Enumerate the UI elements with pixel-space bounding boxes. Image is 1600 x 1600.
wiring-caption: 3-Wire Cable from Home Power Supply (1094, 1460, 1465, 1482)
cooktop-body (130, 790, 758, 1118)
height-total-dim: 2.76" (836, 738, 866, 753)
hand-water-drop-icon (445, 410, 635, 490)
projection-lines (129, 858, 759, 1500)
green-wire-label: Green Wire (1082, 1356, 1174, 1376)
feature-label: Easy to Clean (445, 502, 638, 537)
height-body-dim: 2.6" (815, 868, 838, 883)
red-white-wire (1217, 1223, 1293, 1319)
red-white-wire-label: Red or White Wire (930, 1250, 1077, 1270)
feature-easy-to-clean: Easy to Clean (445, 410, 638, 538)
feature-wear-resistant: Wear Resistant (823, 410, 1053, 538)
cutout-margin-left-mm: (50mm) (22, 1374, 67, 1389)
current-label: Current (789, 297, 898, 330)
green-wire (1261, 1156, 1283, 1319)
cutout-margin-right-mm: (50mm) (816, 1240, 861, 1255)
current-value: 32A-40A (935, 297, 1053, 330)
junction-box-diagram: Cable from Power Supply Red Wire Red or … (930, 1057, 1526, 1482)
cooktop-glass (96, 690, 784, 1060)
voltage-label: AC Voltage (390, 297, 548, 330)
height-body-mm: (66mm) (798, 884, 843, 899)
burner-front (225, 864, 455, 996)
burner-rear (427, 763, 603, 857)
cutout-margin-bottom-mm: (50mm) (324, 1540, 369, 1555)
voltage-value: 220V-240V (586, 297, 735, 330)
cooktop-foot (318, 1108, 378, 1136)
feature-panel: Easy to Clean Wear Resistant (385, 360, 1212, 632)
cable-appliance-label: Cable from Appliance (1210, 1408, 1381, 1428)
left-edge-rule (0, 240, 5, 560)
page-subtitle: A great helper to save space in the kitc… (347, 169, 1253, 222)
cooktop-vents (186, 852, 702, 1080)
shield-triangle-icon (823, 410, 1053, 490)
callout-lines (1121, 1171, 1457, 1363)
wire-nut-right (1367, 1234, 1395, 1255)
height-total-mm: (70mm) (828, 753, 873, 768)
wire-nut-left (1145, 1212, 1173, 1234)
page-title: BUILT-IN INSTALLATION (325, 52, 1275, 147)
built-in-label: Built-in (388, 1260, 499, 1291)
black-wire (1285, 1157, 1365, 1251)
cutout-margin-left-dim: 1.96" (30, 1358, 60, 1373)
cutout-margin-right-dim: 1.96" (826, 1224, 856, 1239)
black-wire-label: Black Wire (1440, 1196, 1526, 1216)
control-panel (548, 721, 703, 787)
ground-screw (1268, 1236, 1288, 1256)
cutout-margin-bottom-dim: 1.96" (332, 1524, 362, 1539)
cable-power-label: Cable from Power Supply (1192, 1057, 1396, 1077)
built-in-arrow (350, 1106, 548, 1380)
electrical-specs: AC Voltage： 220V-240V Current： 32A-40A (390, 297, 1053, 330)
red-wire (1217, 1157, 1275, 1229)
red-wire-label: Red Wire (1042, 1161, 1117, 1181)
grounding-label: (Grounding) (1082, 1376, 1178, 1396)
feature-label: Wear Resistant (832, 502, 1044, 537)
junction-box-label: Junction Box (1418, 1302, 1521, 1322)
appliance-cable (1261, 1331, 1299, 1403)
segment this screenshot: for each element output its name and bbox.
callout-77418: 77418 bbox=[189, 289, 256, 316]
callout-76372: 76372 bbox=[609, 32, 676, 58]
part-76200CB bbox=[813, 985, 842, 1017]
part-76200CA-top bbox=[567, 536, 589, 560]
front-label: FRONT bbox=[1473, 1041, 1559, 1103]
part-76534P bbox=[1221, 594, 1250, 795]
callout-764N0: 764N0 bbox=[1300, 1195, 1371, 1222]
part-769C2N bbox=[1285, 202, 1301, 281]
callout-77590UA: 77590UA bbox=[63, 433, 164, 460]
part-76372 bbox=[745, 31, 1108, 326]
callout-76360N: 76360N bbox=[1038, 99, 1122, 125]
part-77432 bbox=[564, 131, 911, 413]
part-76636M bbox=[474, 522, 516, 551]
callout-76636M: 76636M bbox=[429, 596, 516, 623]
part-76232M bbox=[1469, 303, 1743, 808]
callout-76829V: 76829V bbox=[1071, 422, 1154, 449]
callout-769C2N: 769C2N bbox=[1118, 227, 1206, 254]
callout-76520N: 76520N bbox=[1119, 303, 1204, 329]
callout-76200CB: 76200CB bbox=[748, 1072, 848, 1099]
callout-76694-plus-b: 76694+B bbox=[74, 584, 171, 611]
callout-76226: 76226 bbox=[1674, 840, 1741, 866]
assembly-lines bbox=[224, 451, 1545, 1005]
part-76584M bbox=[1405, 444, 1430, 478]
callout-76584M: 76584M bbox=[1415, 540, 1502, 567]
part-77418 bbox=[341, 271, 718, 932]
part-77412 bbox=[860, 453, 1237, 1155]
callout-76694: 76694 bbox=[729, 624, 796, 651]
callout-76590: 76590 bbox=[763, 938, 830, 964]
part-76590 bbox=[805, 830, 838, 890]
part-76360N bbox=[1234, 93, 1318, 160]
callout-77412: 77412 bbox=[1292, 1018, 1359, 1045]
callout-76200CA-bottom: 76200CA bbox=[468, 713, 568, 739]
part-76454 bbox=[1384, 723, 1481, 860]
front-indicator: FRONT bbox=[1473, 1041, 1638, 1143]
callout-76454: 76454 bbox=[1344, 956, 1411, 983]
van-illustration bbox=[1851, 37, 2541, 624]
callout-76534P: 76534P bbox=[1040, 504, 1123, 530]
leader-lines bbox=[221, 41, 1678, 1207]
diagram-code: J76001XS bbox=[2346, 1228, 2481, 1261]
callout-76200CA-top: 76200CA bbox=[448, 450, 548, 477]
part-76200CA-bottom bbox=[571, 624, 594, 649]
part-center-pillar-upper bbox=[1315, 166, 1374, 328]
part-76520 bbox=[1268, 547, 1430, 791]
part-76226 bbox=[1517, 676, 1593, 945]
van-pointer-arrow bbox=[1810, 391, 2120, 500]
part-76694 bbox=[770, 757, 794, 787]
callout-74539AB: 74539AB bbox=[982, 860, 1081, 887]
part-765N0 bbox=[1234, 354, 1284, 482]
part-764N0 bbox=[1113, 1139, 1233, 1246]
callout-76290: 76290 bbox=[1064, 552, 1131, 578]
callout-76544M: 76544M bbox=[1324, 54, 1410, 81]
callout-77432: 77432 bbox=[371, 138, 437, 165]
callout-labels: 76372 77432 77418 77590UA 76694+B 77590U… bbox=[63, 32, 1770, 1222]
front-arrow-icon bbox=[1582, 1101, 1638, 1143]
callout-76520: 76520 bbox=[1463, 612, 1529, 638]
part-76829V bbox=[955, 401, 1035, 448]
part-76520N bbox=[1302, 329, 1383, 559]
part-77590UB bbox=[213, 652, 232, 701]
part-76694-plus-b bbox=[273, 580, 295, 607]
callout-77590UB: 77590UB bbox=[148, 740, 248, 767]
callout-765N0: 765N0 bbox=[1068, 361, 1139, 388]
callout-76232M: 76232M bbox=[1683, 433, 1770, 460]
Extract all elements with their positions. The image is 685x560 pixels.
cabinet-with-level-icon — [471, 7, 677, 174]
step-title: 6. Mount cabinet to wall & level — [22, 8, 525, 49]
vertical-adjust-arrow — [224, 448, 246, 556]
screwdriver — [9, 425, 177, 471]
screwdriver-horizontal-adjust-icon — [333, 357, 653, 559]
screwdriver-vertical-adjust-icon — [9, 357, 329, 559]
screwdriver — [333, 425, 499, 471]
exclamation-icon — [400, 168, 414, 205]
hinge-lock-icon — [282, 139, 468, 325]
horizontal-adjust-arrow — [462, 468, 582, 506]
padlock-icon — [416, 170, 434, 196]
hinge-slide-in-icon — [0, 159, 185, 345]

> [Requirement]:
Update the material from its first line through the line containing "cutout-margin-right-mm: (50mm) (816, 1240, 861, 1255)", inclusive, changing "Wear Resistant" to "Scratch Resistant" and leaving everything else as it is. Return only those lines.

> [Output]:
Enumerate the UI elements with pixel-space bounding boxes. Image is 1600 x 1600.
wiring-caption: 3-Wire Cable from Home Power Supply (1094, 1460, 1465, 1482)
cooktop-body (130, 790, 758, 1118)
height-total-dim: 2.76" (836, 738, 866, 753)
hand-water-drop-icon (445, 410, 635, 490)
projection-lines (129, 858, 759, 1500)
green-wire-label: Green Wire (1082, 1356, 1174, 1376)
feature-label: Easy to Clean (445, 502, 638, 537)
height-body-dim: 2.6" (815, 868, 838, 883)
red-white-wire (1217, 1223, 1293, 1319)
red-white-wire-label: Red or White Wire (930, 1250, 1077, 1270)
feature-easy-to-clean: Easy to Clean (445, 410, 638, 538)
feature-wear-resistant: Scratch Resistant (823, 410, 1053, 538)
cutout-margin-left-mm: (50mm) (22, 1374, 67, 1389)
current-label: Current (789, 297, 898, 330)
green-wire (1261, 1156, 1283, 1319)
cutout-margin-right-mm: (50mm) (816, 1240, 861, 1255)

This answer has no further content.